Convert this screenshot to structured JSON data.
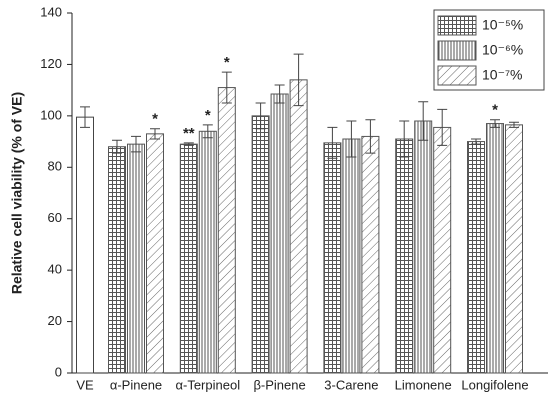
{
  "chart_data": {
    "type": "bar",
    "y_label": "Relative cell viability (% of VE)",
    "categories": [
      "VE",
      "α-Pinene",
      "α-Terpineol",
      "β-Pinene",
      "3-Carene",
      "Limonene",
      "Longifolene"
    ],
    "control_value": 99.5,
    "control_error": 4,
    "series": [
      {
        "name": "10⁻⁵%",
        "pattern": "grid",
        "color": "#555555",
        "values": [
          null,
          88,
          89,
          100,
          89.5,
          91,
          90
        ],
        "errors": [
          null,
          2.5,
          0.5,
          5,
          6,
          7,
          1
        ],
        "labels": [
          null,
          null,
          "**",
          null,
          null,
          null,
          null
        ]
      },
      {
        "name": "10⁻⁶%",
        "pattern": "vertical",
        "color": "#555555",
        "values": [
          null,
          89,
          94,
          108.5,
          91,
          98,
          97
        ],
        "errors": [
          null,
          3,
          2.5,
          3.5,
          7,
          7.5,
          1.5
        ],
        "labels": [
          null,
          null,
          "*",
          null,
          null,
          null,
          "*"
        ]
      },
      {
        "name": "10⁻⁷%",
        "pattern": "diagonal",
        "color": "#555555",
        "values": [
          null,
          93,
          111,
          114,
          92,
          95.5,
          96.5
        ],
        "errors": [
          null,
          2,
          6,
          10,
          6.5,
          7,
          1
        ],
        "labels": [
          null,
          "*",
          "*",
          null,
          null,
          null,
          null
        ]
      }
    ],
    "ylim": [
      0,
      140
    ],
    "yticks": [
      0,
      20,
      40,
      60,
      80,
      100,
      120,
      140
    ],
    "grid": false,
    "legend": "top-right"
  }
}
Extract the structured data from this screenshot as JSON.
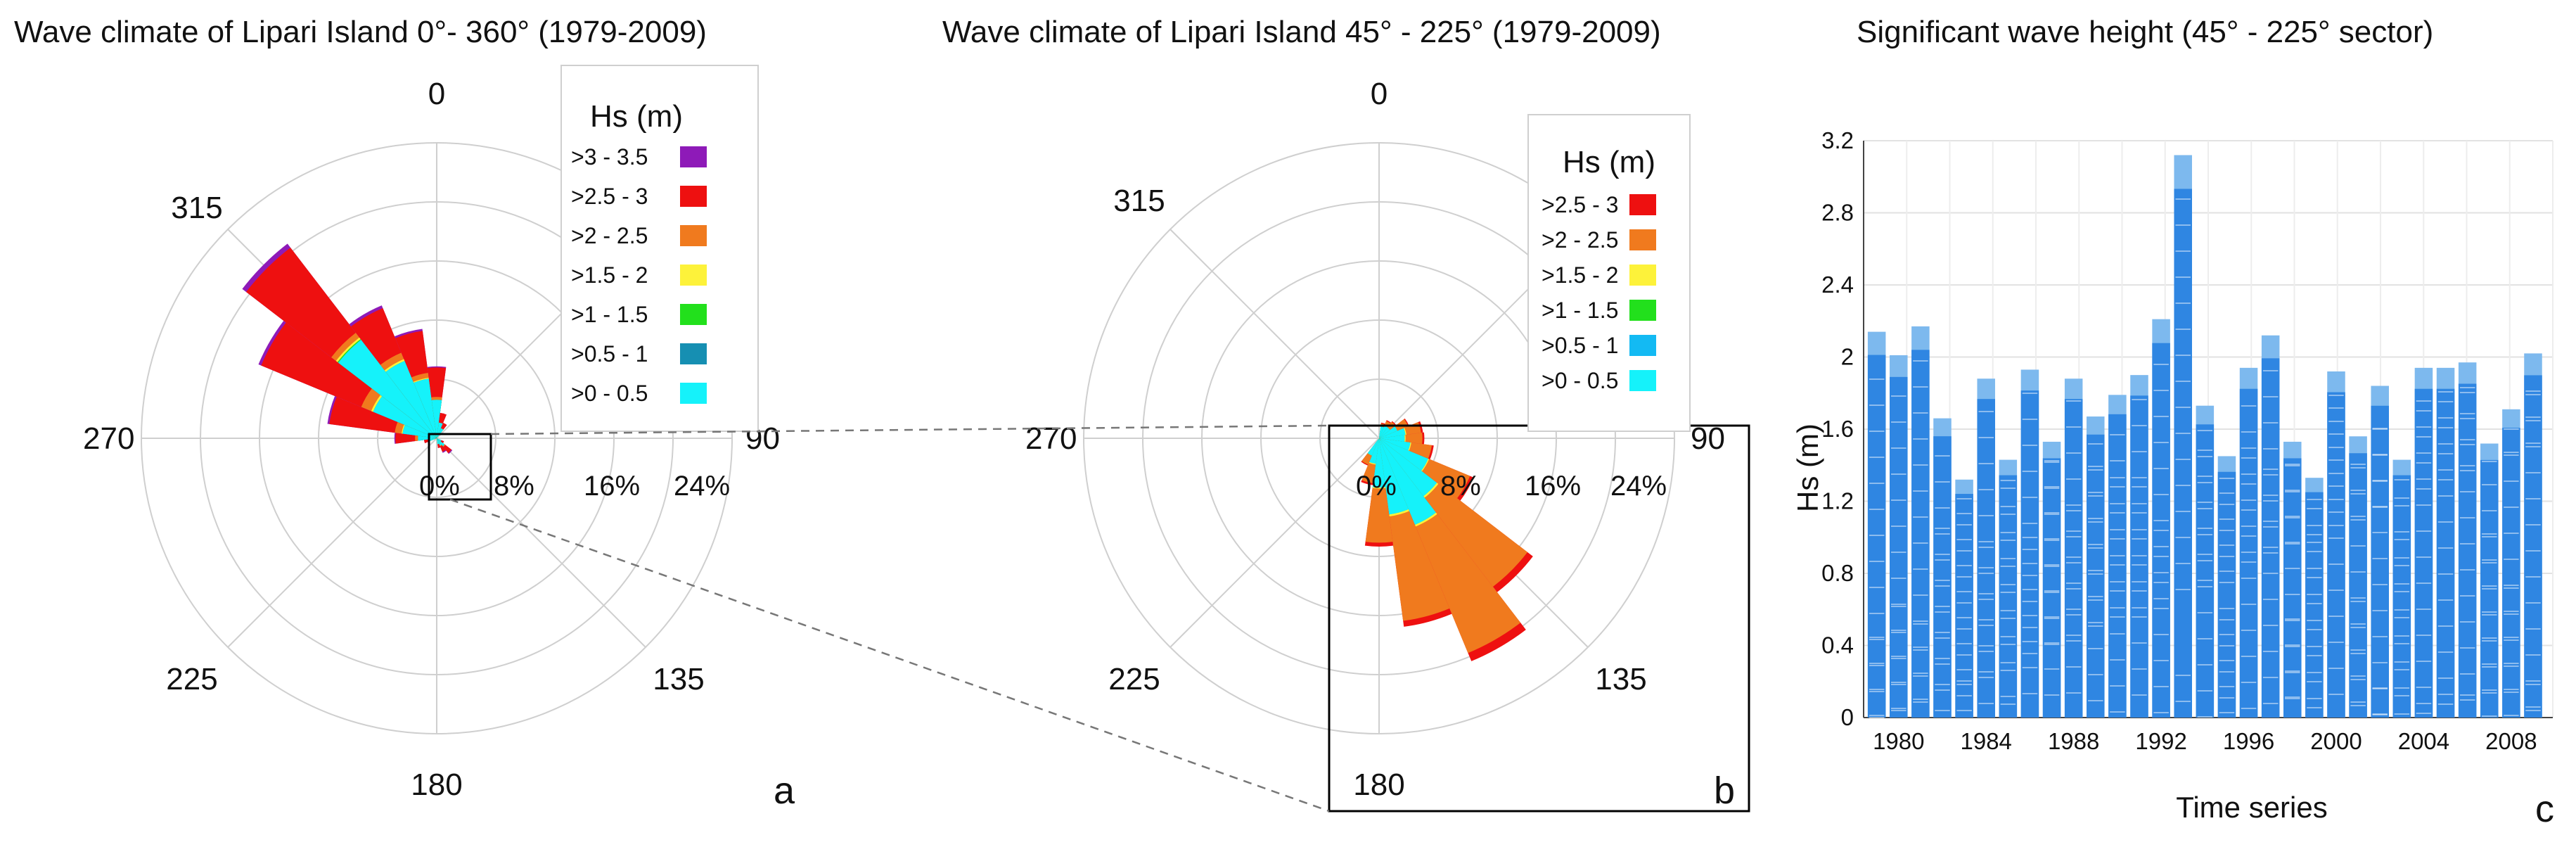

= = =

Aim of the task:
Working from the listing above, pick out every line that has "pattern" and copy it.

Full response:
        "pattern": "grid",
        "pattern": "vertical",
        "pattern": "diagonal",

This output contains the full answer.